**RECORDS PROVIDED**
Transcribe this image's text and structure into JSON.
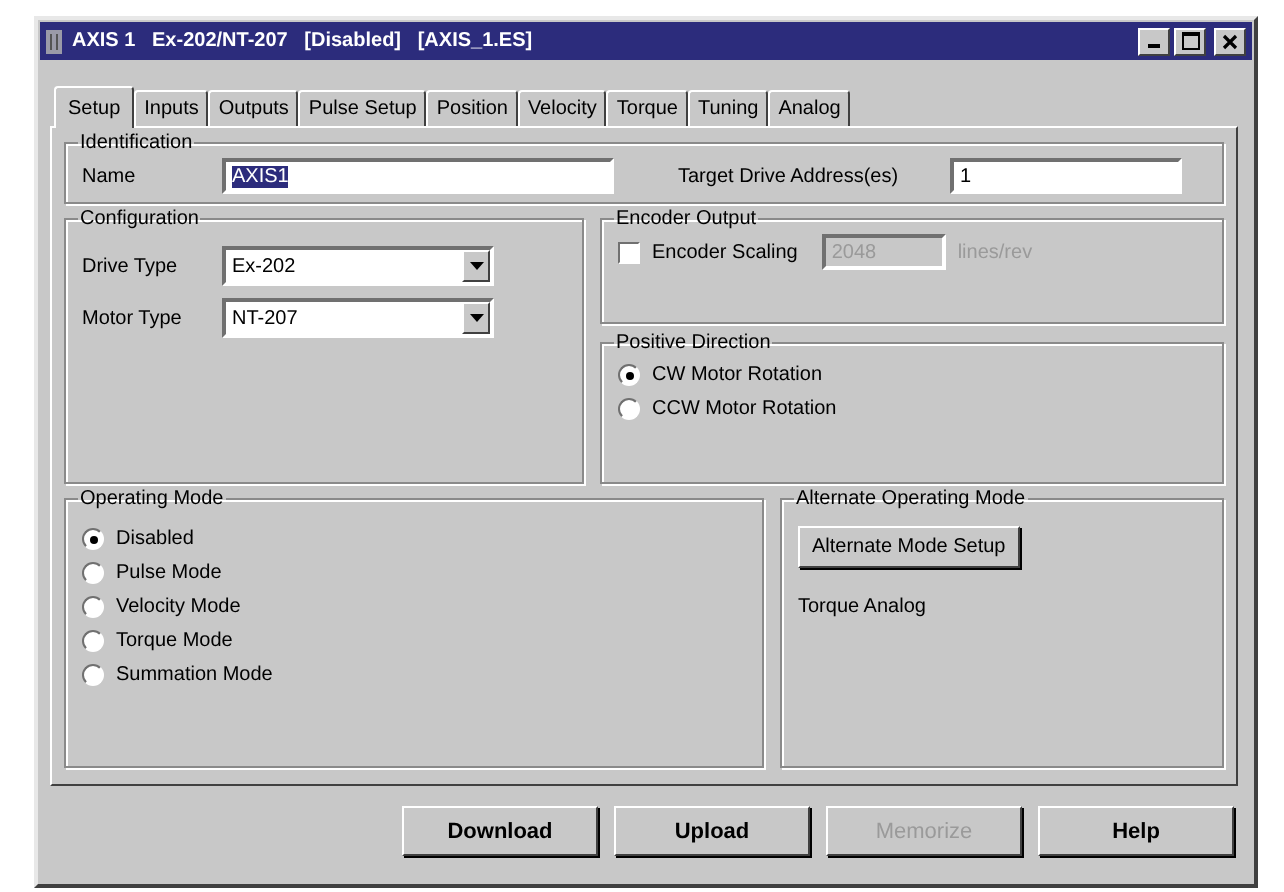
{
  "window": {
    "title": "AXIS 1   Ex-202/NT-207   [Disabled]   [AXIS_1.ES]"
  },
  "tabs": [
    {
      "label": "Setup",
      "selected": true
    },
    {
      "label": "Inputs",
      "selected": false
    },
    {
      "label": "Outputs",
      "selected": false
    },
    {
      "label": "Pulse Setup",
      "selected": false
    },
    {
      "label": "Position",
      "selected": false
    },
    {
      "label": "Velocity",
      "selected": false
    },
    {
      "label": "Torque",
      "selected": false
    },
    {
      "label": "Tuning",
      "selected": false
    },
    {
      "label": "Analog",
      "selected": false
    }
  ],
  "identification": {
    "title": "Identification",
    "name_label": "Name",
    "name_value": "AXIS1",
    "name_text_selected": true,
    "target_label": "Target Drive Address(es)",
    "target_value": "1"
  },
  "configuration": {
    "title": "Configuration",
    "fields": [
      {
        "label": "Drive Type",
        "value": "Ex-202"
      },
      {
        "label": "Motor Type",
        "value": "NT-207"
      }
    ]
  },
  "encoder_output": {
    "title": "Encoder Output",
    "checkbox_label": "Encoder Scaling",
    "checked": false,
    "value": "2048",
    "disabled": true,
    "units": "lines/rev"
  },
  "positive_direction": {
    "title": "Positive Direction",
    "options": [
      {
        "label": "CW Motor Rotation",
        "selected": true
      },
      {
        "label": "CCW Motor Rotation",
        "selected": false
      }
    ]
  },
  "operating_mode": {
    "title": "Operating Mode",
    "options": [
      {
        "label": "Disabled",
        "selected": true
      },
      {
        "label": "Pulse Mode",
        "selected": false
      },
      {
        "label": "Velocity Mode",
        "selected": false
      },
      {
        "label": "Torque Mode",
        "selected": false
      },
      {
        "label": "Summation Mode",
        "selected": false
      }
    ]
  },
  "alternate_mode": {
    "title": "Alternate Operating Mode",
    "button": "Alternate Mode Setup",
    "text": "Torque Analog"
  },
  "buttons": [
    {
      "label": "Download",
      "disabled": false
    },
    {
      "label": "Upload",
      "disabled": false
    },
    {
      "label": "Memorize",
      "disabled": true
    },
    {
      "label": "Help",
      "disabled": false
    }
  ]
}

**PROBLEM STATEMENT**
Without the pictures, return the entries exactly as they appear.

**EXERCISE ANSWER**
Transcribe this image's text and structure into JSON.
{
  "window": {
    "title": "AXIS 1   Ex-202/NT-207   [Disabled]   [AXIS_1.ES]"
  },
  "tabs": [
    {
      "label": "Setup",
      "selected": true
    },
    {
      "label": "Inputs",
      "selected": false
    },
    {
      "label": "Outputs",
      "selected": false
    },
    {
      "label": "Pulse Setup",
      "selected": false
    },
    {
      "label": "Position",
      "selected": false
    },
    {
      "label": "Velocity",
      "selected": false
    },
    {
      "label": "Torque",
      "selected": false
    },
    {
      "label": "Tuning",
      "selected": false
    },
    {
      "label": "Analog",
      "selected": false
    }
  ],
  "identification": {
    "title": "Identification",
    "name_label": "Name",
    "name_value": "AXIS1",
    "name_text_selected": true,
    "target_label": "Target Drive Address(es)",
    "target_value": "1"
  },
  "configuration": {
    "title": "Configuration",
    "fields": [
      {
        "label": "Drive Type",
        "value": "Ex-202"
      },
      {
        "label": "Motor Type",
        "value": "NT-207"
      }
    ]
  },
  "encoder_output": {
    "title": "Encoder Output",
    "checkbox_label": "Encoder Scaling",
    "checked": false,
    "value": "2048",
    "disabled": true,
    "units": "lines/rev"
  },
  "positive_direction": {
    "title": "Positive Direction",
    "options": [
      {
        "label": "CW Motor Rotation",
        "selected": true
      },
      {
        "label": "CCW Motor Rotation",
        "selected": false
      }
    ]
  },
  "operating_mode": {
    "title": "Operating Mode",
    "options": [
      {
        "label": "Disabled",
        "selected": true
      },
      {
        "label": "Pulse Mode",
        "selected": false
      },
      {
        "label": "Velocity Mode",
        "selected": false
      },
      {
        "label": "Torque Mode",
        "selected": false
      },
      {
        "label": "Summation Mode",
        "selected": false
      }
    ]
  },
  "alternate_mode": {
    "title": "Alternate Operating Mode",
    "button": "Alternate Mode Setup",
    "text": "Torque Analog"
  },
  "buttons": [
    {
      "label": "Download",
      "disabled": false
    },
    {
      "label": "Upload",
      "disabled": false
    },
    {
      "label": "Memorize",
      "disabled": true
    },
    {
      "label": "Help",
      "disabled": false
    }
  ]
}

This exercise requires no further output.